◆ Task requirements
Convert the lines below into a Markdown table with two columns, Row and Line, giving each line its row number and leaving out any blank lines.
Start
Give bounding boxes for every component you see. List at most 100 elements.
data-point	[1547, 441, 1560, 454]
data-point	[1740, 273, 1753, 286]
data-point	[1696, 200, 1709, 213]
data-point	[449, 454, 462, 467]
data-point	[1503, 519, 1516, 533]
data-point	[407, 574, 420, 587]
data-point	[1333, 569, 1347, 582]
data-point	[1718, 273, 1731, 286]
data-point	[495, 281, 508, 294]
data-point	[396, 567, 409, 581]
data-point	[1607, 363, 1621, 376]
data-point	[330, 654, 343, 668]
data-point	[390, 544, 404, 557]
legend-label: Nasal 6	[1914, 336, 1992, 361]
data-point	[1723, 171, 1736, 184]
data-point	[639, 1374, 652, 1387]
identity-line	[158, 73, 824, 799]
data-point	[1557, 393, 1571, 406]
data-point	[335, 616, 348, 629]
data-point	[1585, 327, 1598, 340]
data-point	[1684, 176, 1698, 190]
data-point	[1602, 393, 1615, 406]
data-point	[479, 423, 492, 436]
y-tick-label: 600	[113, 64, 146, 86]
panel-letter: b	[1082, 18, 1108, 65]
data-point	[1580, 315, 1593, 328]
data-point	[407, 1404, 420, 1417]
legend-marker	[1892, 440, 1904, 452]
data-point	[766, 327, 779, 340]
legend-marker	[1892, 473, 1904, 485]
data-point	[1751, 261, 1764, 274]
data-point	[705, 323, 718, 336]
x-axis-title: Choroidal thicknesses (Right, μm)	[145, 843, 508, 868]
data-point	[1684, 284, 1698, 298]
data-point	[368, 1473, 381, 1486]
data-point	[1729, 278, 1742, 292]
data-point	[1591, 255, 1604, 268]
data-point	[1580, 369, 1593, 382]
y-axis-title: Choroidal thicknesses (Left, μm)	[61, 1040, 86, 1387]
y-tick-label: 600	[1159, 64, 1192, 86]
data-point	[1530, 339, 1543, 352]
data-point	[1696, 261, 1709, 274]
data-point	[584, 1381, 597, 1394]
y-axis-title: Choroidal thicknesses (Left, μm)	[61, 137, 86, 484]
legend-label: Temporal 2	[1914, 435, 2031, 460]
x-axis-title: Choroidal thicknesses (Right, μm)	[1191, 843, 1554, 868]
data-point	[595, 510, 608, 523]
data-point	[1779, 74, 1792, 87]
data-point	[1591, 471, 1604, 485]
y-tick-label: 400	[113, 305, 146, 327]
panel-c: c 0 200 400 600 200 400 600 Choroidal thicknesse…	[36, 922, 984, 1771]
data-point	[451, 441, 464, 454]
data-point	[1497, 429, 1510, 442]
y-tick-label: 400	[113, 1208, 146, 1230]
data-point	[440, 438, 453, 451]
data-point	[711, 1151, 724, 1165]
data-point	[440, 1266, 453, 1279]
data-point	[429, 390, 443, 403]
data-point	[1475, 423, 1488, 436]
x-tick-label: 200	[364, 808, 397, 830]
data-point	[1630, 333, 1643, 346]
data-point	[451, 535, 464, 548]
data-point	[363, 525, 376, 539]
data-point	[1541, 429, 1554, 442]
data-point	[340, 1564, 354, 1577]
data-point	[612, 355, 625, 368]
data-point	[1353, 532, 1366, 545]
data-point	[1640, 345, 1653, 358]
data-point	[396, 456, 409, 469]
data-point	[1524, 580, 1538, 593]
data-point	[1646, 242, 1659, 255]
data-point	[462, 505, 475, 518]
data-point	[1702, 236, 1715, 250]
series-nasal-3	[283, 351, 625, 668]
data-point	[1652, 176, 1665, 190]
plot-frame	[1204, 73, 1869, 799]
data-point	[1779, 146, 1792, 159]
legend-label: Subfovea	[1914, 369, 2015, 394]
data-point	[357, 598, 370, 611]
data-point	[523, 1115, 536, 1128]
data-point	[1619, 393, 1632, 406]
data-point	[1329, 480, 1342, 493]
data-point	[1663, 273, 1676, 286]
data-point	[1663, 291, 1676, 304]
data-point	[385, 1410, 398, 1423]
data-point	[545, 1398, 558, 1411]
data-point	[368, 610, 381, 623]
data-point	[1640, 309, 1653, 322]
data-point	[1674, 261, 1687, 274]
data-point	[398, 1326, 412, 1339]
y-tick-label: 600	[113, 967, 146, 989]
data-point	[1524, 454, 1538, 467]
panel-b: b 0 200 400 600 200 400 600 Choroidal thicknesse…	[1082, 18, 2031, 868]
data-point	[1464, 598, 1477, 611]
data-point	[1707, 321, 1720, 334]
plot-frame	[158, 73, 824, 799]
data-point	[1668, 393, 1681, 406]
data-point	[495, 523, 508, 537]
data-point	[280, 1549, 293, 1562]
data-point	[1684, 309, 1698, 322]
End
◆ Task response
| Row | Line |
|---|---|
| 1 | Give bounding boxes for every component you see. List at most 100 elements. |
| 2 | data-point	[1547, 441, 1560, 454] |
| 3 | data-point	[1740, 273, 1753, 286] |
| 4 | data-point	[1696, 200, 1709, 213] |
| 5 | data-point	[449, 454, 462, 467] |
| 6 | data-point	[1503, 519, 1516, 533] |
| 7 | data-point	[407, 574, 420, 587] |
| 8 | data-point	[1333, 569, 1347, 582] |
| 9 | data-point	[1718, 273, 1731, 286] |
| 10 | data-point	[495, 281, 508, 294] |
| 11 | data-point	[396, 567, 409, 581] |
| 12 | data-point	[1607, 363, 1621, 376] |
| 13 | data-point	[330, 654, 343, 668] |
| 14 | data-point	[390, 544, 404, 557] |
| 15 | legend-label: Nasal 6	[1914, 336, 1992, 361] |
| 16 | data-point	[1723, 171, 1736, 184] |
| 17 | data-point	[639, 1374, 652, 1387] |
| 18 | identity-line	[158, 73, 824, 799] |
| 19 | data-point	[1557, 393, 1571, 406] |
| 20 | data-point	[335, 616, 348, 629] |
| 21 | data-point	[1585, 327, 1598, 340] |
| 22 | data-point	[1684, 176, 1698, 190] |
| 23 | data-point	[1602, 393, 1615, 406] |
| 24 | data-point	[479, 423, 492, 436] |
| 25 | y-tick-label: 600	[113, 64, 146, 86] |
| 26 | panel-letter: b	[1082, 18, 1108, 65] |
| 27 | data-point	[1580, 315, 1593, 328] |
| 28 | data-point	[407, 1404, 420, 1417] |
| 29 | legend-marker	[1892, 440, 1904, 452] |
| 30 | data-point	[766, 327, 779, 340] |
| 31 | legend-marker	[1892, 473, 1904, 485] |
| 32 | data-point	[1751, 261, 1764, 274] |
| 33 | data-point	[705, 323, 718, 336] |
| 34 | x-axis-title: Choroidal thicknesses (Right, μm)	[145, 843, 508, 868] |
| 35 | data-point	[1684, 284, 1698, 298] |
| 36 | data-point	[368, 1473, 381, 1486] |
| 37 | data-point	[1729, 278, 1742, 292] |
| 38 | data-point	[1591, 255, 1604, 268] |
| 39 | data-point	[1580, 369, 1593, 382] |
| 40 | y-axis-title: Choroidal thicknesses (Left, μm)	[61, 1040, 86, 1387] |
| 41 | y-tick-label: 600	[1159, 64, 1192, 86] |
| 42 | data-point	[1530, 339, 1543, 352] |
| 43 | data-point	[1696, 261, 1709, 274] |
| 44 | data-point	[584, 1381, 597, 1394] |
| 45 | y-axis-title: Choroidal thicknesses (Left, μm)	[61, 137, 86, 484] |
| 46 | legend-label: Temporal 2	[1914, 435, 2031, 460] |
| 47 | x-axis-title: Choroidal thicknesses (Right, μm)	[1191, 843, 1554, 868] |
| 48 | data-point	[595, 510, 608, 523] |
| 49 | data-point	[1779, 74, 1792, 87] |
| 50 | data-point	[1591, 471, 1604, 485] |
| 51 | y-tick-label: 400	[113, 305, 146, 327] |
| 52 | panel-c: c 0 200 400 600 200 400 600 Choroidal thicknesse…	[36, 922, 984, 1771] |
| 53 | data-point	[451, 441, 464, 454] |
| 54 | data-point	[1497, 429, 1510, 442] |
| 55 | y-tick-label: 400	[113, 1208, 146, 1230] |
| 56 | data-point	[440, 438, 453, 451] |
| 57 | data-point	[711, 1151, 724, 1165] |
| 58 | data-point	[440, 1266, 453, 1279] |
| 59 | data-point	[429, 390, 443, 403] |
| 60 | data-point	[1475, 423, 1488, 436] |
| 61 | x-tick-label: 200	[364, 808, 397, 830] |
| 62 | data-point	[1630, 333, 1643, 346] |
| 63 | data-point	[451, 535, 464, 548] |
| 64 | data-point	[363, 525, 376, 539] |
| 65 | data-point	[1541, 429, 1554, 442] |
| 66 | data-point	[340, 1564, 354, 1577] |
| 67 | data-point	[612, 355, 625, 368] |
| 68 | data-point	[1353, 532, 1366, 545] |
| 69 | data-point	[1640, 345, 1653, 358] |
| 70 | data-point	[396, 456, 409, 469] |
| 71 | data-point	[1524, 580, 1538, 593] |
| 72 | data-point	[1646, 242, 1659, 255] |
| 73 | data-point	[462, 505, 475, 518] |
| 74 | data-point	[1702, 236, 1715, 250] |
| 75 | series-nasal-3	[283, 351, 625, 668] |
| 76 | data-point	[1652, 176, 1665, 190] |
| 77 | plot-frame	[1204, 73, 1869, 799] |
| 78 | data-point	[1779, 146, 1792, 159] |
| 79 | legend-label: Subfovea	[1914, 369, 2015, 394] |
| 80 | data-point	[357, 598, 370, 611] |
| 81 | data-point	[523, 1115, 536, 1128] |
| 82 | data-point	[1619, 393, 1632, 406] |
| 83 | data-point	[1329, 480, 1342, 493] |
| 84 | data-point	[1663, 273, 1676, 286] |
| 85 | data-point	[1663, 291, 1676, 304] |
| 86 | data-point	[385, 1410, 398, 1423] |
| 87 | data-point	[545, 1398, 558, 1411] |
| 88 | data-point	[368, 610, 381, 623] |
| 89 | data-point	[1640, 309, 1653, 322] |
| 90 | data-point	[1674, 261, 1687, 274] |
| 91 | data-point	[398, 1326, 412, 1339] |
| 92 | y-tick-label: 600	[113, 967, 146, 989] |
| 93 | data-point	[1524, 454, 1538, 467] |
| 94 | panel-b: b 0 200 400 600 200 400 600 Choroidal thicknesse…	[1082, 18, 2031, 868] |
| 95 | data-point	[1464, 598, 1477, 611] |
| 96 | data-point	[1707, 321, 1720, 334] |
| 97 | plot-frame	[158, 73, 824, 799] |
| 98 | data-point	[1668, 393, 1681, 406] |
| 99 | data-point	[495, 523, 508, 537] |
| 100 | data-point	[280, 1549, 293, 1562] |
| 101 | data-point	[1684, 309, 1698, 322] |